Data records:
--- begin ---

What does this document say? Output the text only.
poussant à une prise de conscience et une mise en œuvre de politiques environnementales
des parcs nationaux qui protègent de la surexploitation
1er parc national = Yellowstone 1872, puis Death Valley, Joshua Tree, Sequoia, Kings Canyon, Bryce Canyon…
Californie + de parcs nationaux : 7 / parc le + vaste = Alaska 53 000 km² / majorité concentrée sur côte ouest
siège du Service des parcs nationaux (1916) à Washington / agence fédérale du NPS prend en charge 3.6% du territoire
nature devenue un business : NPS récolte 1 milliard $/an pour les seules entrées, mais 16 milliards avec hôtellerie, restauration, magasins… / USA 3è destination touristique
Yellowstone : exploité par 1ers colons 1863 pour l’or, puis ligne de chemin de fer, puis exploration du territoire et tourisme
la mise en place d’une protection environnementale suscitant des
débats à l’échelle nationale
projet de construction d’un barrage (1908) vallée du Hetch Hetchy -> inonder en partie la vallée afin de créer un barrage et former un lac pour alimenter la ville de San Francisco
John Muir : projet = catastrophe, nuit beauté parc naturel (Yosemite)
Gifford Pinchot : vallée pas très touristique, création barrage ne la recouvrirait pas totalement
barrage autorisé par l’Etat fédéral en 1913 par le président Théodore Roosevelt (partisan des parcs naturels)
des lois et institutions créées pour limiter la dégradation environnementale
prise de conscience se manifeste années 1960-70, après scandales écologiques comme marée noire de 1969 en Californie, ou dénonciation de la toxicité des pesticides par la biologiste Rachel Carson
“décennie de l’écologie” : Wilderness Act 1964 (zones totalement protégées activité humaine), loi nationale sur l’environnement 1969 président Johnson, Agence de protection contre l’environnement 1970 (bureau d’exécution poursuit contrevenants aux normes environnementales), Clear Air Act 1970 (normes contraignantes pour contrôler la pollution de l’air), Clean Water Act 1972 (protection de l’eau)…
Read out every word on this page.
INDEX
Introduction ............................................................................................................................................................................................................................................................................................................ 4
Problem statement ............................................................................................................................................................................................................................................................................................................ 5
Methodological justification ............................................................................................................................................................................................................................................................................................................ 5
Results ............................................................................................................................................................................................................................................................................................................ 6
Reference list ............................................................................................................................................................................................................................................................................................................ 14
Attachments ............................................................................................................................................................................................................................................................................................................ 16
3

--- end ---

[Challenge]
Please quote every record above exactly as it appears.

[Task response]
What does this document say? Output the text only.
poussant à une prise de conscience et une mise en œuvre de politiques environnementales
des parcs nationaux qui protègent de la surexploitation
1er parc national = Yellowstone 1872, puis Death Valley, Joshua Tree, Sequoia, Kings Canyon, Bryce Canyon…
Californie + de parcs nationaux : 7 / parc le + vaste = Alaska 53 000 km² / majorité concentrée sur côte ouest
siège du Service des parcs nationaux (1916) à Washington / agence fédérale du NPS prend en charge 3.6% du territoire
nature devenue un business : NPS récolte 1 milliard $/an pour les seules entrées, mais 16 milliards avec hôtellerie, restauration, magasins… / USA 3è destination touristique
Yellowstone : exploité par 1ers colons 1863 pour l’or, puis ligne de chemin de fer, puis exploration du territoire et tourisme
la mise en place d’une protection environnementale suscitant des
débats à l’échelle nationale
projet de construction d’un barrage (1908) vallée du Hetch Hetchy -> inonder en partie la vallée afin de créer un barrage et former un lac pour alimenter la ville de San Francisco
John Muir : projet = catastrophe, nuit beauté parc naturel (Yosemite)
Gifford Pinchot : vallée pas très touristique, création barrage ne la recouvrirait pas totalement
barrage autorisé par l’Etat fédéral en 1913 par le président Théodore Roosevelt (partisan des parcs naturels)
des lois et institutions créées pour limiter la dégradation environnementale
prise de conscience se manifeste années 1960-70, après scandales écologiques comme marée noire de 1969 en Californie, ou dénonciation de la toxicité des pesticides par la biologiste Rachel Carson
“décennie de l’écologie” : Wilderness Act 1964 (zones totalement protégées activité humaine), loi nationale sur l’environnement 1969 président Johnson, Agence de protection contre l’environnement 1970 (bureau d’exécution poursuit contrevenants aux normes environnementales), Clear Air Act 1970 (normes contraignantes pour contrôler la pollution de l’air), Clean Water Act 1972 (protection de l’eau)…
Read out every word on this page.
INDEX
Introduction ............................................................................................................................................................................................................................................................................................................ 4
Problem statement ............................................................................................................................................................................................................................................................................................................ 5
Methodological justification ............................................................................................................................................................................................................................................................................................................ 5
Results ............................................................................................................................................................................................................................................................................................................ 6
Reference list ............................................................................................................................................................................................................................................................................................................ 14
Attachments ............................................................................................................................................................................................................................................................................................................ 16
3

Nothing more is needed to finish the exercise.